[START]

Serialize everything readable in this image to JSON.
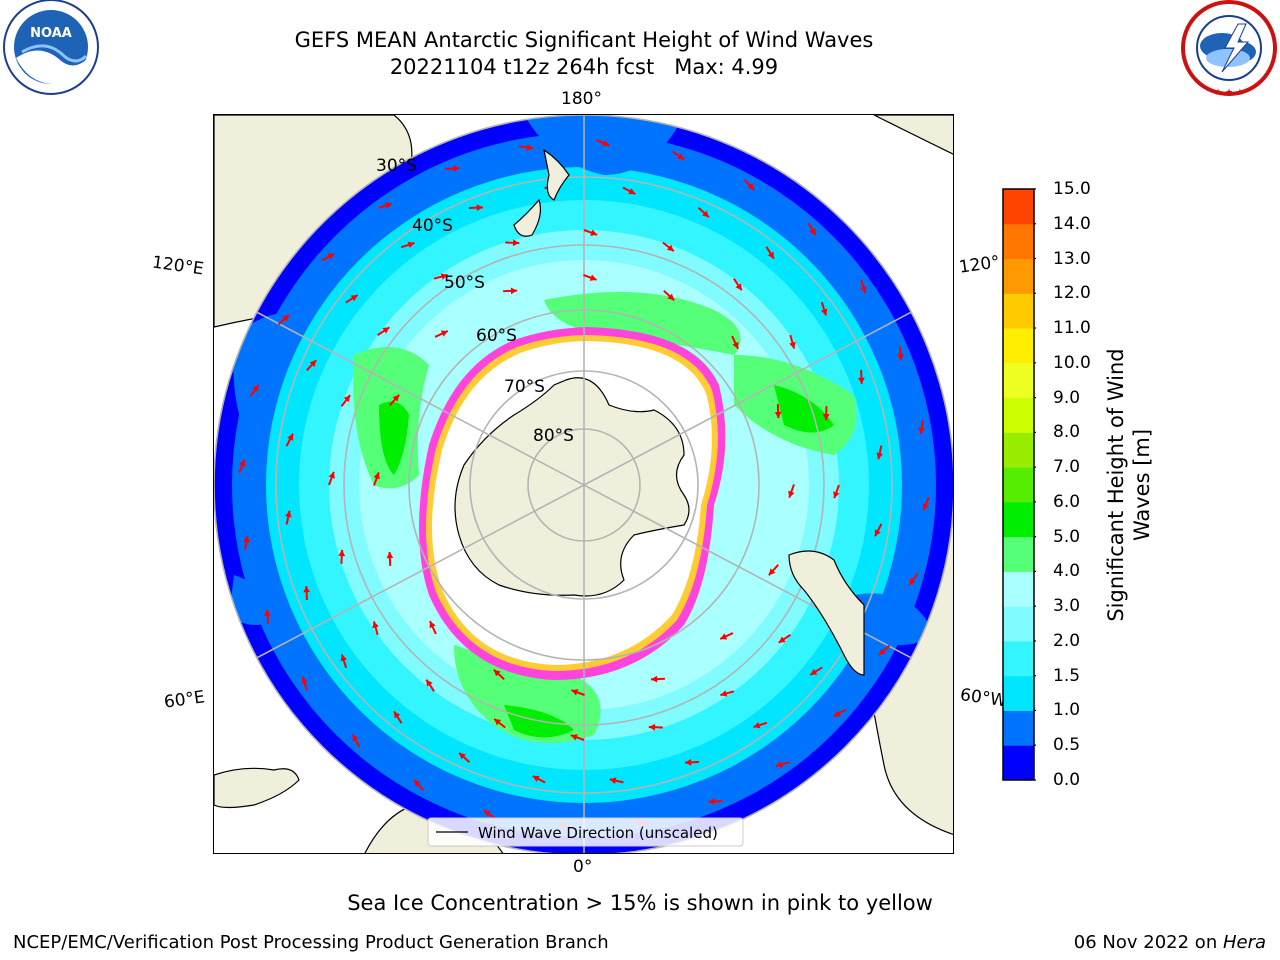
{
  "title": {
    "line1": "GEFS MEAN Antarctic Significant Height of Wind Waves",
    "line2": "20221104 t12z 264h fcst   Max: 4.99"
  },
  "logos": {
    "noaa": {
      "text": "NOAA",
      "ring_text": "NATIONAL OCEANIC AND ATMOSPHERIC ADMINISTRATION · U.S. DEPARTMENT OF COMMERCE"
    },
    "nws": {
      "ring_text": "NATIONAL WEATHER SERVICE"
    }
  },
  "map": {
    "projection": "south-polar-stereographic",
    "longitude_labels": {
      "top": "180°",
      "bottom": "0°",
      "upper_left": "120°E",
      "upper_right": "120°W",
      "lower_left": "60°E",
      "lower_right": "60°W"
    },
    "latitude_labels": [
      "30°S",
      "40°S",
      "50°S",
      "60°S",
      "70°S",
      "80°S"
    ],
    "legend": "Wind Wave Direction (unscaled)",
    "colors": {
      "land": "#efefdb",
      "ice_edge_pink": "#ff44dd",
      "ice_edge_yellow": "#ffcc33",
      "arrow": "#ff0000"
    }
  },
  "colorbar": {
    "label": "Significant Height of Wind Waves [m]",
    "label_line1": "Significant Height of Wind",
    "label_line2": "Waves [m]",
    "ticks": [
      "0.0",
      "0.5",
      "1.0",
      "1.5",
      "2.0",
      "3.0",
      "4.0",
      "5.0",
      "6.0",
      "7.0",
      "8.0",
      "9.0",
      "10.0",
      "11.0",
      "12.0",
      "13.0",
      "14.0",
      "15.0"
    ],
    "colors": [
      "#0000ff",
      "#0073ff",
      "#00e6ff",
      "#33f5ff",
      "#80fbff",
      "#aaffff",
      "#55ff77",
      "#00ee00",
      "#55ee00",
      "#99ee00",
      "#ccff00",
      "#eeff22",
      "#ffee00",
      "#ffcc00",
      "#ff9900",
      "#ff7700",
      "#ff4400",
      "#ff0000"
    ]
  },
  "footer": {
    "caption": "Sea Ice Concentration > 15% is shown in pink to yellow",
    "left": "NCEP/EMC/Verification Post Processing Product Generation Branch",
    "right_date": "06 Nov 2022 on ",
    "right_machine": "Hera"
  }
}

[END]
[START]

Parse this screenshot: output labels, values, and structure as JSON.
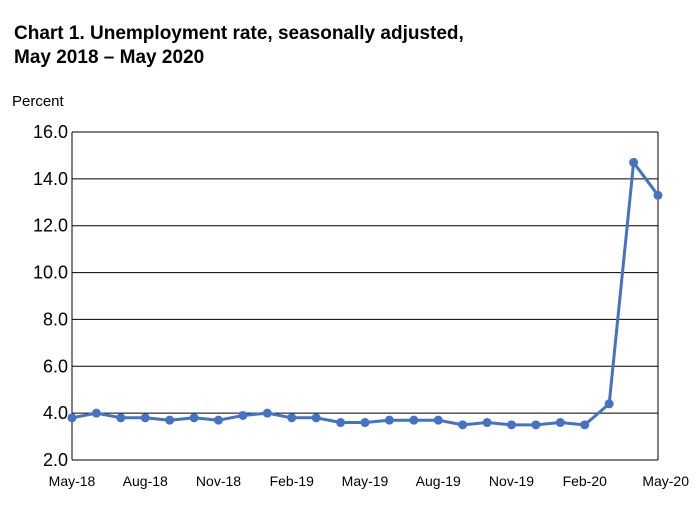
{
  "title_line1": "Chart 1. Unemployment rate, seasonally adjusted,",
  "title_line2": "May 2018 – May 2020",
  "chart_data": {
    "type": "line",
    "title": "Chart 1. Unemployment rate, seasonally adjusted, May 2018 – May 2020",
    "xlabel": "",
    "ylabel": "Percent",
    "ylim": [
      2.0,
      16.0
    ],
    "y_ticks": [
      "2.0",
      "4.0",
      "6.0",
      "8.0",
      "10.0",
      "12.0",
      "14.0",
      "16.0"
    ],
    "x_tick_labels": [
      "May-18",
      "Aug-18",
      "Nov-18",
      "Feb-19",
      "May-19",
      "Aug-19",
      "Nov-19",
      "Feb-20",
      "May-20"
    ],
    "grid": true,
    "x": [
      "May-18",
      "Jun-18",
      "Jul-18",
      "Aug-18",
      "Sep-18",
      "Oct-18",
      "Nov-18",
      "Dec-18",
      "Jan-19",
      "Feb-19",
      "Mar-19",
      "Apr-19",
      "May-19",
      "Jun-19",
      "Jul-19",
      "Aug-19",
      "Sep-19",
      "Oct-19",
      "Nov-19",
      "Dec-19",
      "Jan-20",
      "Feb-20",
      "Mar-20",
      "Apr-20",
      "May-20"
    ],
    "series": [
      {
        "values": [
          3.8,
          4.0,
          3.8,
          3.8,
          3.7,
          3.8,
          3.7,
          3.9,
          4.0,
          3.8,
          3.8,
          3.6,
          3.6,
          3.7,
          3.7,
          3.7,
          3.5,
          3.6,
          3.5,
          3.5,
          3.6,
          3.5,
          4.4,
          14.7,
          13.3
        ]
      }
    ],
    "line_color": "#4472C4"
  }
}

[END]

- Exercise
Copy, from the material, each line that holds the string "this".

- Final result
Serialize everything readable in this image to JSON.
Parse this screenshot: output labels, values, and structure as JSON.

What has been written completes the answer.